Exercise details — Could you print every one of the rows below, character for character and in their original order?

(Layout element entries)
# # # # #
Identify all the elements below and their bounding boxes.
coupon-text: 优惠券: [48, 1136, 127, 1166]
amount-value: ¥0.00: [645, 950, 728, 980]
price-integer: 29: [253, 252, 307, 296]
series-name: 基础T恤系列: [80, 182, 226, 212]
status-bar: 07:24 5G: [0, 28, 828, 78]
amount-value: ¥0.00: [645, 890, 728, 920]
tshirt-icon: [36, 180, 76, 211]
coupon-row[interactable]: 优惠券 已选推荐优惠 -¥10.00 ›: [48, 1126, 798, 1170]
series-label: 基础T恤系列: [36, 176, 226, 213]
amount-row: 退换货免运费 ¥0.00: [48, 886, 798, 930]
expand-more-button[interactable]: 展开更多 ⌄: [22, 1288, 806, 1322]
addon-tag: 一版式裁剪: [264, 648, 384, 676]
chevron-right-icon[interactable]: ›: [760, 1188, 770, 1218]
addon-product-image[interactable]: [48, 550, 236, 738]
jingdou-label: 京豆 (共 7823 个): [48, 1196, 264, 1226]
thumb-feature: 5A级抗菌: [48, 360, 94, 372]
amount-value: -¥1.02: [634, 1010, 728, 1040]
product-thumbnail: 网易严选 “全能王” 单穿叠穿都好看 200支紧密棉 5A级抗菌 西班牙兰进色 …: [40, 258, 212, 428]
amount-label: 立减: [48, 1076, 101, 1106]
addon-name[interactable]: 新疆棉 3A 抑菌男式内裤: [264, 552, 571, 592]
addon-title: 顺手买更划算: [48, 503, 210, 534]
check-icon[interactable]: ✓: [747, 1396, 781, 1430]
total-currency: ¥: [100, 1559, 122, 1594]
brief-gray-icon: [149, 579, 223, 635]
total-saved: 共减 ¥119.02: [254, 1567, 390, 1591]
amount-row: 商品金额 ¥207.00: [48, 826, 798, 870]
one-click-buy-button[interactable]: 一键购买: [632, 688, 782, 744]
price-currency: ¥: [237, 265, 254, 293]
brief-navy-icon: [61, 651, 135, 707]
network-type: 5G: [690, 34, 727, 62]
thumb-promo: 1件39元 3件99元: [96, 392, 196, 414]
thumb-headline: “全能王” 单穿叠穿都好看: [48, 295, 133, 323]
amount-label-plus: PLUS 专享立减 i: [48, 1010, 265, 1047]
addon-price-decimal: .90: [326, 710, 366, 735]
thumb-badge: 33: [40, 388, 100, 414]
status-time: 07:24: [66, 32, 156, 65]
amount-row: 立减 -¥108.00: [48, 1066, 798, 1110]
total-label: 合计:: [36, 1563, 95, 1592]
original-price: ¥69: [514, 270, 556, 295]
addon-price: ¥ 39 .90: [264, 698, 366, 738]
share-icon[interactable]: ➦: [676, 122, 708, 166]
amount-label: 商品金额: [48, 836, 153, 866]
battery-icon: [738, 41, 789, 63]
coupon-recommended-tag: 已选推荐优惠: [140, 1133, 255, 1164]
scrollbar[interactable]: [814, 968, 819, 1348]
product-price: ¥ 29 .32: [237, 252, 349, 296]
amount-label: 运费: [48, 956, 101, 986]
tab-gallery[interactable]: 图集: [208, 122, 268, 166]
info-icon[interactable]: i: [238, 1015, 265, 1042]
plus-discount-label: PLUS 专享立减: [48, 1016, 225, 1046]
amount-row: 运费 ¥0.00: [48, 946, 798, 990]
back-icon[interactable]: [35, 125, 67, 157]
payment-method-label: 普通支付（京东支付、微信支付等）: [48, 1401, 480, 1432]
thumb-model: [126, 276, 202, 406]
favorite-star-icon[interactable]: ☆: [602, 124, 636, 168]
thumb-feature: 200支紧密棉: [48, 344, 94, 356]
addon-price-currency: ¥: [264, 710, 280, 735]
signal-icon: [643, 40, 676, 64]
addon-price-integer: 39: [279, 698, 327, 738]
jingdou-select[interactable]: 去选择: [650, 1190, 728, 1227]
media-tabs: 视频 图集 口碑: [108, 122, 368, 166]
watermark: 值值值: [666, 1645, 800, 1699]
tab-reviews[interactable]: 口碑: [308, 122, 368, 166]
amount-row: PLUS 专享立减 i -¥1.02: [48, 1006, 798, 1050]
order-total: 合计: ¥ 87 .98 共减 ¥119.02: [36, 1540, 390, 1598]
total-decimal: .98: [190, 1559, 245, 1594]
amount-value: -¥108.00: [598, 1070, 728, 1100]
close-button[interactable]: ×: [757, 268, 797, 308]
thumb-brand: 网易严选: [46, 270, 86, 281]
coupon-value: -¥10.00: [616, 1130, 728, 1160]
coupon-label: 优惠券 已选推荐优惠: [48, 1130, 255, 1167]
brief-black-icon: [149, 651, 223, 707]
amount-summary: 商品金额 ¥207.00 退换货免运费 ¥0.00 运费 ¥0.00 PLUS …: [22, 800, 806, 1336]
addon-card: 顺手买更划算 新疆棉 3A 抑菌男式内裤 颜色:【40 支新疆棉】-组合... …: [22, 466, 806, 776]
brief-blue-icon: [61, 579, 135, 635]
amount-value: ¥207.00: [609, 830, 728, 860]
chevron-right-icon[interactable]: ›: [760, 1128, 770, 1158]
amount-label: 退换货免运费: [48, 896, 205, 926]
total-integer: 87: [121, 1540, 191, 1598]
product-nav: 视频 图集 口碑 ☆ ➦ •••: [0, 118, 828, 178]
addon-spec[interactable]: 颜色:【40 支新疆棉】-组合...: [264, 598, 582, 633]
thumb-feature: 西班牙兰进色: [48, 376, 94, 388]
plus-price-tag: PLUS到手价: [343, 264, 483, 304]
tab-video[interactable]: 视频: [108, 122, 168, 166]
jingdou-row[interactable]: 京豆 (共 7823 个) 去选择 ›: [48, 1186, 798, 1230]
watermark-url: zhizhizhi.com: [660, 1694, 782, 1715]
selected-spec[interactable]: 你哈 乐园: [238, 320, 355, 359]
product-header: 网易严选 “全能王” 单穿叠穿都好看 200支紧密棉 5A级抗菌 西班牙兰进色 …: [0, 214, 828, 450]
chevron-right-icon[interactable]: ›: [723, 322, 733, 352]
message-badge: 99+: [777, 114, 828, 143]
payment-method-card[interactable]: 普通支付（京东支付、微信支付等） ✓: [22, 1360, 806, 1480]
# # # # #
Exercise solution —
Identify all the elements below and their bounding boxes.
coupon-text: 优惠券: [48, 1136, 127, 1166]
amount-value: ¥0.00: [645, 950, 728, 980]
price-integer: 29: [253, 252, 307, 296]
series-name: 基础T恤系列: [80, 182, 226, 212]
status-bar: 07:24 5G: [0, 28, 828, 78]
amount-value: ¥0.00: [645, 890, 728, 920]
tshirt-icon: [36, 180, 76, 211]
coupon-row[interactable]: 优惠券 已选推荐优惠 -¥10.00 ›: [48, 1126, 798, 1170]
series-label: 基础T恤系列: [36, 176, 226, 213]
amount-row: 退换货免运费 ¥0.00: [48, 886, 798, 930]
expand-more-button[interactable]: 展开更多 ⌄: [22, 1288, 806, 1322]
addon-tag: 一版式裁剪: [264, 648, 384, 676]
chevron-right-icon[interactable]: ›: [760, 1188, 770, 1218]
addon-product-image[interactable]: [48, 550, 236, 738]
jingdou-label: 京豆 (共 7823 个): [48, 1196, 264, 1226]
thumb-feature: 5A级抗菌: [48, 360, 94, 372]
amount-value: -¥1.02: [634, 1010, 728, 1040]
product-thumbnail: 网易严选 “全能王” 单穿叠穿都好看 200支紧密棉 5A级抗菌 西班牙兰进色 …: [40, 258, 212, 428]
amount-label: 立减: [48, 1076, 101, 1106]
addon-name[interactable]: 新疆棉 3A 抑菌男式内裤: [264, 552, 571, 592]
addon-title: 顺手买更划算: [48, 503, 210, 534]
check-icon[interactable]: ✓: [747, 1396, 781, 1430]
total-currency: ¥: [100, 1559, 122, 1594]
brief-gray-icon: [149, 579, 223, 635]
total-saved: 共减 ¥119.02: [254, 1567, 390, 1591]
amount-row: 商品金额 ¥207.00: [48, 826, 798, 870]
one-click-buy-button[interactable]: 一键购买: [632, 688, 782, 744]
price-currency: ¥: [237, 265, 254, 293]
brief-navy-icon: [61, 651, 135, 707]
network-type: 5G: [690, 34, 727, 62]
thumb-promo: 1件39元 3件99元: [96, 392, 196, 414]
thumb-headline: “全能王” 单穿叠穿都好看: [48, 295, 133, 323]
amount-label-plus: PLUS 专享立减 i: [48, 1010, 265, 1047]
addon-price-decimal: .90: [326, 710, 366, 735]
thumb-badge: 33: [40, 388, 100, 414]
status-time: 07:24: [66, 32, 156, 65]
amount-row: 立减 -¥108.00: [48, 1066, 798, 1110]
total-label: 合计:: [36, 1563, 95, 1592]
original-price: ¥69: [514, 270, 556, 295]
addon-price: ¥ 39 .90: [264, 698, 366, 738]
share-icon[interactable]: ➦: [676, 122, 708, 166]
amount-label: 商品金额: [48, 836, 153, 866]
battery-icon: [738, 41, 789, 63]
coupon-recommended-tag: 已选推荐优惠: [140, 1133, 255, 1164]
scrollbar[interactable]: [814, 968, 819, 1348]
product-price: ¥ 29 .32: [237, 252, 349, 296]
amount-label: 运费: [48, 956, 101, 986]
tab-gallery[interactable]: 图集: [208, 122, 268, 166]
info-icon[interactable]: i: [238, 1015, 265, 1042]
plus-discount-label: PLUS 专享立减: [48, 1016, 225, 1046]
amount-row: 运费 ¥0.00: [48, 946, 798, 990]
back-icon[interactable]: [35, 125, 67, 157]
payment-method-label: 普通支付（京东支付、微信支付等）: [48, 1401, 480, 1432]
thumb-model: [126, 276, 202, 406]
favorite-star-icon[interactable]: ☆: [602, 124, 636, 168]
thumb-feature: 200支紧密棉: [48, 344, 94, 356]
addon-price-currency: ¥: [264, 710, 280, 735]
signal-icon: [643, 40, 676, 64]
addon-price-integer: 39: [279, 698, 327, 738]
jingdou-select[interactable]: 去选择: [650, 1190, 728, 1227]
media-tabs: 视频 图集 口碑: [108, 122, 368, 166]
watermark: 值值值: [666, 1645, 800, 1699]
tab-reviews[interactable]: 口碑: [308, 122, 368, 166]
amount-row: PLUS 专享立减 i -¥1.02: [48, 1006, 798, 1050]
order-total: 合计: ¥ 87 .98 共减 ¥119.02: [36, 1540, 390, 1598]
total-decimal: .98: [190, 1559, 245, 1594]
amount-value: -¥108.00: [598, 1070, 728, 1100]
close-button[interactable]: ×: [757, 268, 797, 308]
thumb-brand: 网易严选: [46, 270, 86, 281]
coupon-value: -¥10.00: [616, 1130, 728, 1160]
coupon-label: 优惠券 已选推荐优惠: [48, 1130, 255, 1167]
brief-black-icon: [149, 651, 223, 707]
amount-summary: 商品金额 ¥207.00 退换货免运费 ¥0.00 运费 ¥0.00 PLUS …: [22, 800, 806, 1336]
addon-card: 顺手买更划算 新疆棉 3A 抑菌男式内裤 颜色:【40 支新疆棉】-组合... …: [22, 466, 806, 776]
brief-blue-icon: [61, 579, 135, 635]
amount-value: ¥207.00: [609, 830, 728, 860]
chevron-right-icon[interactable]: ›: [760, 1128, 770, 1158]
amount-label: 退换货免运费: [48, 896, 205, 926]
total-integer: 87: [121, 1540, 191, 1598]
product-nav: 视频 图集 口碑 ☆ ➦ •••: [0, 118, 828, 178]
addon-spec[interactable]: 颜色:【40 支新疆棉】-组合...: [264, 598, 582, 633]
thumb-feature: 西班牙兰进色: [48, 376, 94, 388]
plus-price-tag: PLUS到手价: [343, 264, 483, 304]
tab-video[interactable]: 视频: [108, 122, 168, 166]
jingdou-row[interactable]: 京豆 (共 7823 个) 去选择 ›: [48, 1186, 798, 1230]
watermark-url: zhizhizhi.com: [660, 1694, 782, 1715]
selected-spec[interactable]: 你哈 乐园: [238, 320, 355, 359]
product-header: 网易严选 “全能王” 单穿叠穿都好看 200支紧密棉 5A级抗菌 西班牙兰进色 …: [0, 214, 828, 450]
chevron-right-icon[interactable]: ›: [723, 322, 733, 352]
message-badge: 99+: [777, 114, 828, 143]
payment-method-card[interactable]: 普通支付（京东支付、微信支付等） ✓: [22, 1360, 806, 1480]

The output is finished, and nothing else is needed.